# Available records start

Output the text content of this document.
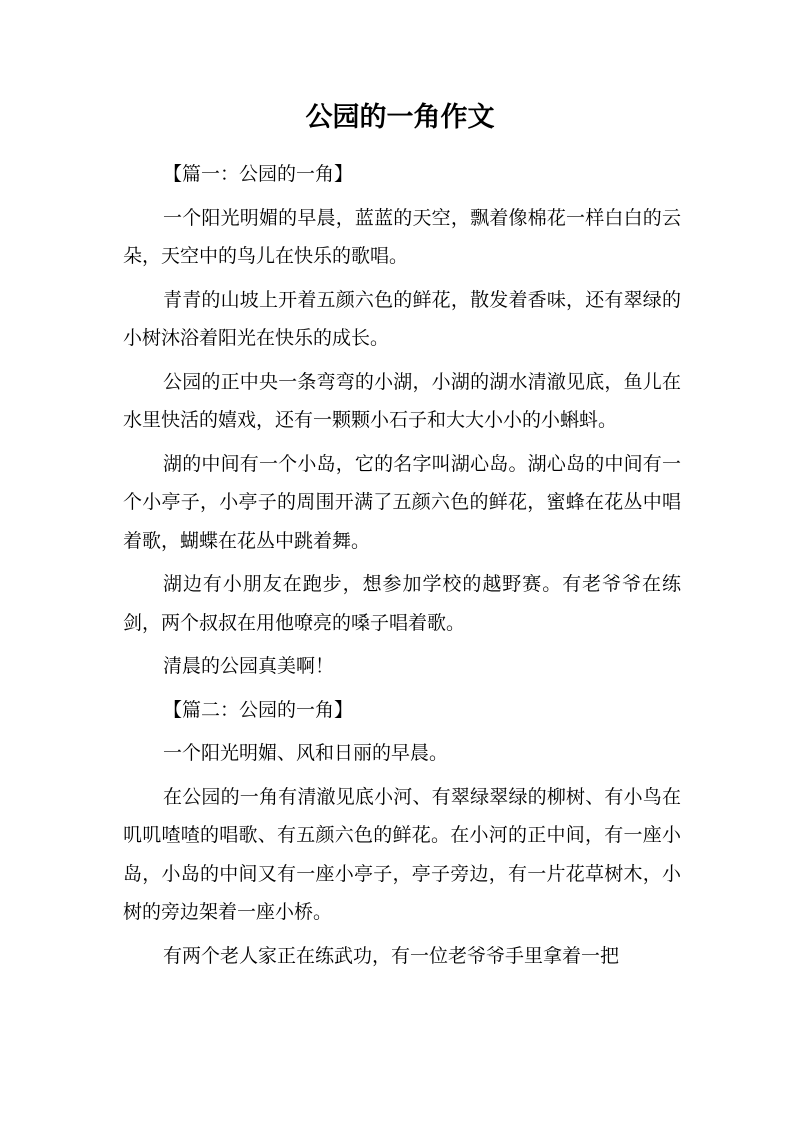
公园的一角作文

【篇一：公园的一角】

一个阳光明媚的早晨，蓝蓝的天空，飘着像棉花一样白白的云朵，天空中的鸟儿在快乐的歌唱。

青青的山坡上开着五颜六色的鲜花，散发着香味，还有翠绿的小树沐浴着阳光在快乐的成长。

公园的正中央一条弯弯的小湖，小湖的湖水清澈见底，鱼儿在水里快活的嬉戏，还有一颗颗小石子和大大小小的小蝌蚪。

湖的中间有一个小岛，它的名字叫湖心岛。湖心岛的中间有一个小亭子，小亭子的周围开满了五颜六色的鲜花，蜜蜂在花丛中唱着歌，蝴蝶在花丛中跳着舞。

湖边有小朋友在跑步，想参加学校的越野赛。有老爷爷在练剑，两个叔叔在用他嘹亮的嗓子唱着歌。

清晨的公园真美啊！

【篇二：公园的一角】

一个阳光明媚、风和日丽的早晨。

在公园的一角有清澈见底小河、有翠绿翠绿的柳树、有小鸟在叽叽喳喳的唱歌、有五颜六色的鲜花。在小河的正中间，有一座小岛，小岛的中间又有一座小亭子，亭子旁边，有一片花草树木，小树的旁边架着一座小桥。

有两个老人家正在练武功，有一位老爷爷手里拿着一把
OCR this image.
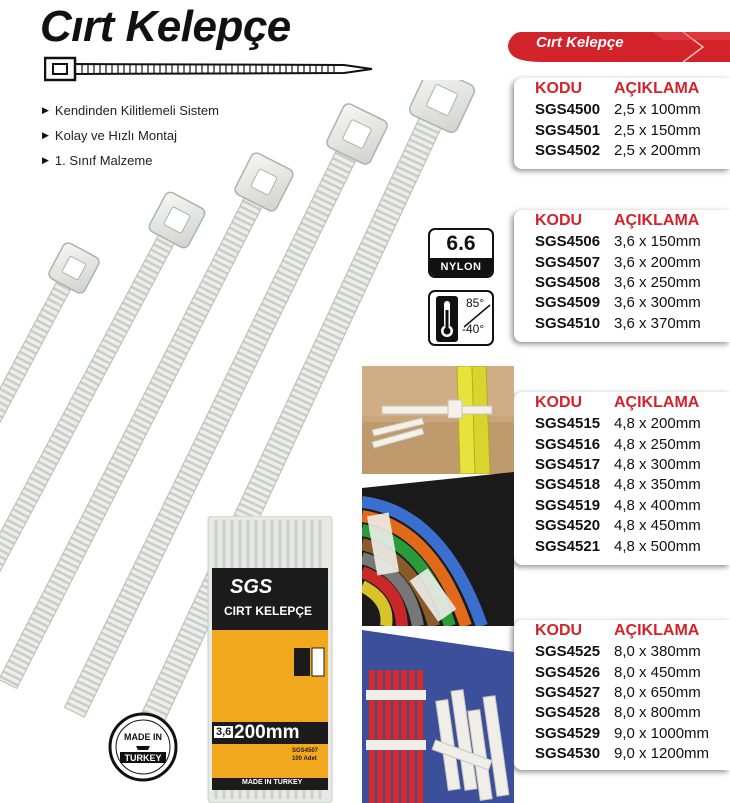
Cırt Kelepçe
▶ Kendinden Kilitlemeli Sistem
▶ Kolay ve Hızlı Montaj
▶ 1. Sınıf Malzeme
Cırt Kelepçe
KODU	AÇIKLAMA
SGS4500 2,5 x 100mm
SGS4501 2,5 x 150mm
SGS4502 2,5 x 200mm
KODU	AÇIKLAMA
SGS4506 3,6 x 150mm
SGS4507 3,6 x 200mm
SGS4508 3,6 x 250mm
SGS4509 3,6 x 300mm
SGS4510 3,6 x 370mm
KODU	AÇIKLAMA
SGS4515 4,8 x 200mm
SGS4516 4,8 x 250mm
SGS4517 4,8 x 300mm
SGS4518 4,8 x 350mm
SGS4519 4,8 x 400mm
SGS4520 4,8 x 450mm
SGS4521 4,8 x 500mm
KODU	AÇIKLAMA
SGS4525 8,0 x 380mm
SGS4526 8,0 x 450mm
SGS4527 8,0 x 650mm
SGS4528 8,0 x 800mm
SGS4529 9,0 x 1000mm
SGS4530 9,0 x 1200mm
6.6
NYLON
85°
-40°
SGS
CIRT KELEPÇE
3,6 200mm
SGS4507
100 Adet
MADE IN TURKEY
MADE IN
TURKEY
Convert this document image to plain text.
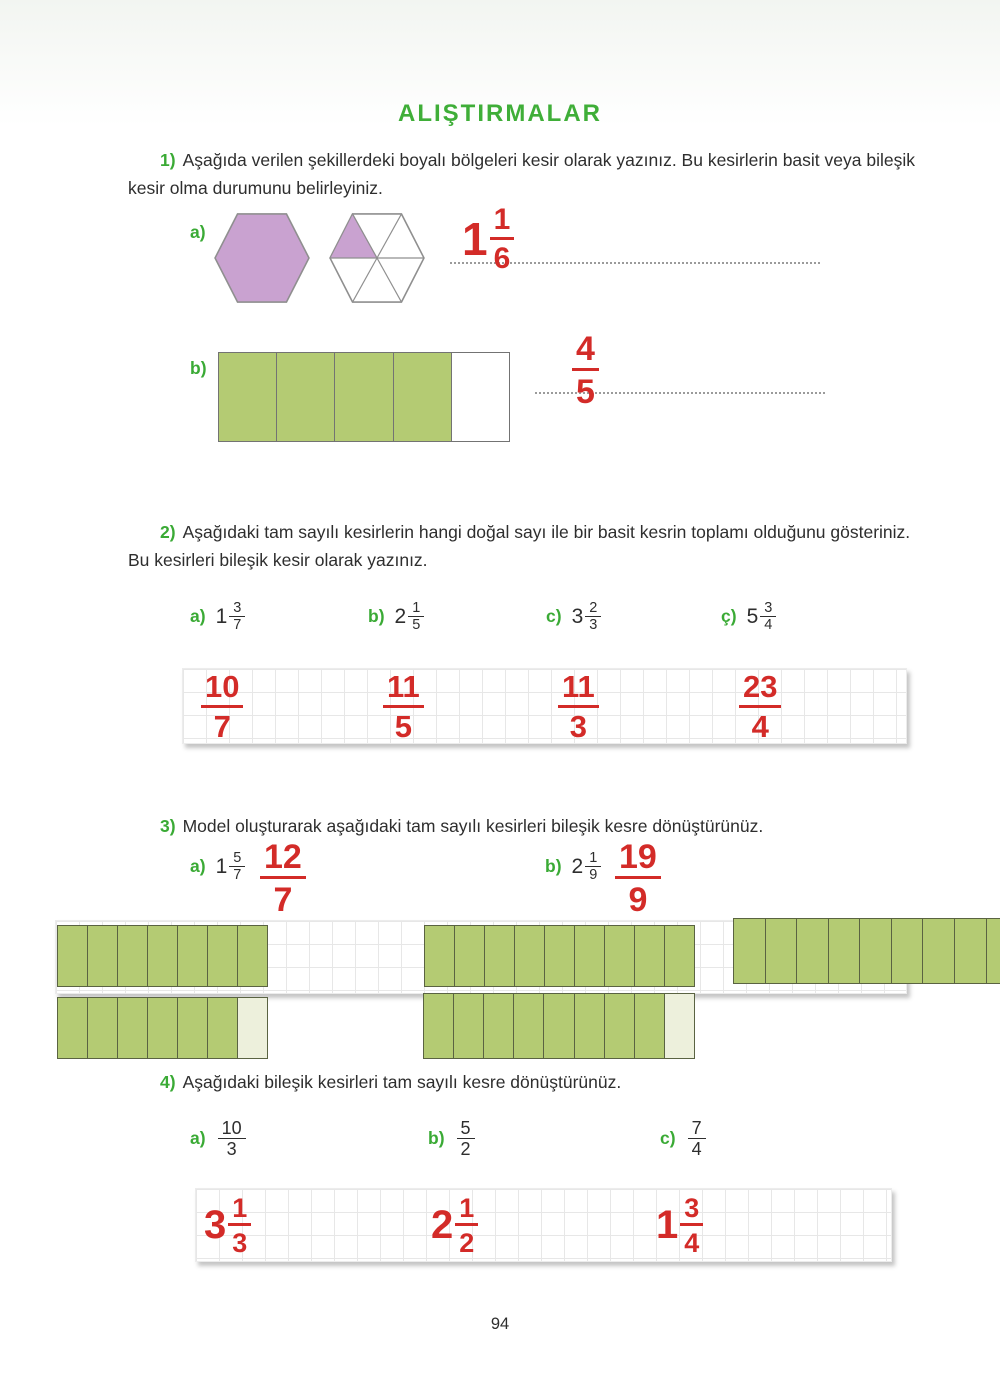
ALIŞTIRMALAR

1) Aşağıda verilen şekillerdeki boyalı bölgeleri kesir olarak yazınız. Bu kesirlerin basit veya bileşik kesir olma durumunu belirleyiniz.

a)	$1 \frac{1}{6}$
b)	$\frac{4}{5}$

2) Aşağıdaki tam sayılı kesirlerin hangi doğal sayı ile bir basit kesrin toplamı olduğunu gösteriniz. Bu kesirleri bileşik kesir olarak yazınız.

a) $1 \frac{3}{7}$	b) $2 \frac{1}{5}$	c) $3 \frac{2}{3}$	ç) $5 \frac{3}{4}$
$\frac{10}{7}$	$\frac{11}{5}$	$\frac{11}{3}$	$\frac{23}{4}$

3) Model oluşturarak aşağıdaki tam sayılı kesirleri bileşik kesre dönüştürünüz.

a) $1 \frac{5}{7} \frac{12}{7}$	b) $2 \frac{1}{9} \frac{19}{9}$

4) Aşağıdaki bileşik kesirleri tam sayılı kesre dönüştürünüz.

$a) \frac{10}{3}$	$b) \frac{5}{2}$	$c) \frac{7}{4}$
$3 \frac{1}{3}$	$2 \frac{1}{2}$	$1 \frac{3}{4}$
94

# Available records end

*Exercise instructions*:
Skipping the pictures, transcribe each line above exactly as it appears.

*Complete output*:
Output the text content of this document.
公园的一角作文

【篇一：公园的一角】

一个阳光明媚的早晨，蓝蓝的天空，飘着像棉花一样白白的云朵，天空中的鸟儿在快乐的歌唱。

青青的山坡上开着五颜六色的鲜花，散发着香味，还有翠绿的小树沐浴着阳光在快乐的成长。

公园的正中央一条弯弯的小湖，小湖的湖水清澈见底，鱼儿在水里快活的嬉戏，还有一颗颗小石子和大大小小的小蝌蚪。

湖的中间有一个小岛，它的名字叫湖心岛。湖心岛的中间有一个小亭子，小亭子的周围开满了五颜六色的鲜花，蜜蜂在花丛中唱着歌，蝴蝶在花丛中跳着舞。

湖边有小朋友在跑步，想参加学校的越野赛。有老爷爷在练剑，两个叔叔在用他嘹亮的嗓子唱着歌。

清晨的公园真美啊！

【篇二：公园的一角】

一个阳光明媚、风和日丽的早晨。

在公园的一角有清澈见底小河、有翠绿翠绿的柳树、有小鸟在叽叽喳喳的唱歌、有五颜六色的鲜花。在小河的正中间，有一座小岛，小岛的中间又有一座小亭子，亭子旁边，有一片花草树木，小树的旁边架着一座小桥。

有两个老人家正在练武功，有一位老爷爷手里拿着一把
OCR this image.
Cırt Kelepçe
▶ Kendinden Kilitlemeli Sistem
▶ Kolay ve Hızlı Montaj
▶ 1. Sınıf Malzeme
Cırt Kelepçe
KODU	AÇIKLAMA
SGS4500 2,5 x 100mm
SGS4501 2,5 x 150mm
SGS4502 2,5 x 200mm
KODU	AÇIKLAMA
SGS4506 3,6 x 150mm
SGS4507 3,6 x 200mm
SGS4508 3,6 x 250mm
SGS4509 3,6 x 300mm
SGS4510 3,6 x 370mm
KODU	AÇIKLAMA
SGS4515 4,8 x 200mm
SGS4516 4,8 x 250mm
SGS4517 4,8 x 300mm
SGS4518 4,8 x 350mm
SGS4519 4,8 x 400mm
SGS4520 4,8 x 450mm
SGS4521 4,8 x 500mm
KODU	AÇIKLAMA
SGS4525 8,0 x 380mm
SGS4526 8,0 x 450mm
SGS4527 8,0 x 650mm
SGS4528 8,0 x 800mm
SGS4529 9,0 x 1000mm
SGS4530 9,0 x 1200mm
6.6
NYLON
85°
-40°
SGS
CIRT KELEPÇE
3,6 200mm
SGS4507
100 Adet
MADE IN TURKEY
MADE IN
TURKEY
Convert this document image to plain text.
ALIŞTIRMALAR

1) Aşağıda verilen şekillerdeki boyalı bölgeleri kesir olarak yazınız. Bu kesirlerin basit veya bileşik kesir olma durumunu belirleyiniz.

a)	$1 \frac{1}{6}$
b)	$\frac{4}{5}$

2) Aşağıdaki tam sayılı kesirlerin hangi doğal sayı ile bir basit kesrin toplamı olduğunu gösteriniz. Bu kesirleri bileşik kesir olarak yazınız.

a) $1 \frac{3}{7}$	b) $2 \frac{1}{5}$	c) $3 \frac{2}{3}$	ç) $5 \frac{3}{4}$
$\frac{10}{7}$	$\frac{11}{5}$	$\frac{11}{3}$	$\frac{23}{4}$

3) Model oluşturarak aşağıdaki tam sayılı kesirleri bileşik kesre dönüştürünüz.

a) $1 \frac{5}{7} \frac{12}{7}$	b) $2 \frac{1}{9} \frac{19}{9}$

4) Aşağıdaki bileşik kesirleri tam sayılı kesre dönüştürünüz.

$a) \frac{10}{3}$	$b) \frac{5}{2}$	$c) \frac{7}{4}$
$3 \frac{1}{3}$	$2 \frac{1}{2}$	$1 \frac{3}{4}$
94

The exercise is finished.